* Data supplied *
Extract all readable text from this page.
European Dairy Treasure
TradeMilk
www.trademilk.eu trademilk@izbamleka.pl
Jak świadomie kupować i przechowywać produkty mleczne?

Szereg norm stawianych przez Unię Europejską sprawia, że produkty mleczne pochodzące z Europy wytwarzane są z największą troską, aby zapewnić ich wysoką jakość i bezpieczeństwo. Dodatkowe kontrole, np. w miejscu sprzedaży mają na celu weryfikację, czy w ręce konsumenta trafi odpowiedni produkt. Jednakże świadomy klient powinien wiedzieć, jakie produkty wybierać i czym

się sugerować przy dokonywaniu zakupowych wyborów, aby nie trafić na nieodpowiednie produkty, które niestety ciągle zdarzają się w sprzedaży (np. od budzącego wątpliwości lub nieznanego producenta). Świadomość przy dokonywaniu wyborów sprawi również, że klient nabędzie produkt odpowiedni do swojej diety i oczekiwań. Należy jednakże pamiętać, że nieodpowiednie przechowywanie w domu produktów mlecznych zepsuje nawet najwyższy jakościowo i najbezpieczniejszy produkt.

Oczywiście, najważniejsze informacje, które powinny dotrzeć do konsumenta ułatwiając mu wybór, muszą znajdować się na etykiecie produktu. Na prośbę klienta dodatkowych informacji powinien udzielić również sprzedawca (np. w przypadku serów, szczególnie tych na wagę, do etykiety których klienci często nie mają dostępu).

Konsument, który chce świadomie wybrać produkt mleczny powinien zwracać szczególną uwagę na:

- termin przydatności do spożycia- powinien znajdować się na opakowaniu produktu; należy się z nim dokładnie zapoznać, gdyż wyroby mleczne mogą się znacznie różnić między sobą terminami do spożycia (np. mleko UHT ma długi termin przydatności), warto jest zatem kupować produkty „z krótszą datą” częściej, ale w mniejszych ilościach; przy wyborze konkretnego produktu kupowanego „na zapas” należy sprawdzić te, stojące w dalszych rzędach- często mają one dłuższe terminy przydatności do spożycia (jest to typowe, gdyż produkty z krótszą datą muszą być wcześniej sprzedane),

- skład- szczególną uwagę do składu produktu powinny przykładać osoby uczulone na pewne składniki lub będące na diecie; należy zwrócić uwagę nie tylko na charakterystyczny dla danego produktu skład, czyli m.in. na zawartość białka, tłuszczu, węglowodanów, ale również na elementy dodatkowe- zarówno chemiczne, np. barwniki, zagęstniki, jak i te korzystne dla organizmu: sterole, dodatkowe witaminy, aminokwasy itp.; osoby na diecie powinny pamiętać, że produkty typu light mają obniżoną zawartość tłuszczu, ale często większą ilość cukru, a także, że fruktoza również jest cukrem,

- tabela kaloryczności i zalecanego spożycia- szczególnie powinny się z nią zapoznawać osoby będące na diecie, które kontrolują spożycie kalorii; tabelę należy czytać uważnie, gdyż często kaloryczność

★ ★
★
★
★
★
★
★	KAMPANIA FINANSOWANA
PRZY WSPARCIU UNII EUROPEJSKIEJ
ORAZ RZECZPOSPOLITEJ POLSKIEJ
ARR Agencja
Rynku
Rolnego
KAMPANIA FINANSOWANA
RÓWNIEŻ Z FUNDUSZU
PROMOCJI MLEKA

* Required task *
Using the listing above, say how many of its lines contain the string "KAMPANIA", giving nothing but the figure.

* Final answer *
2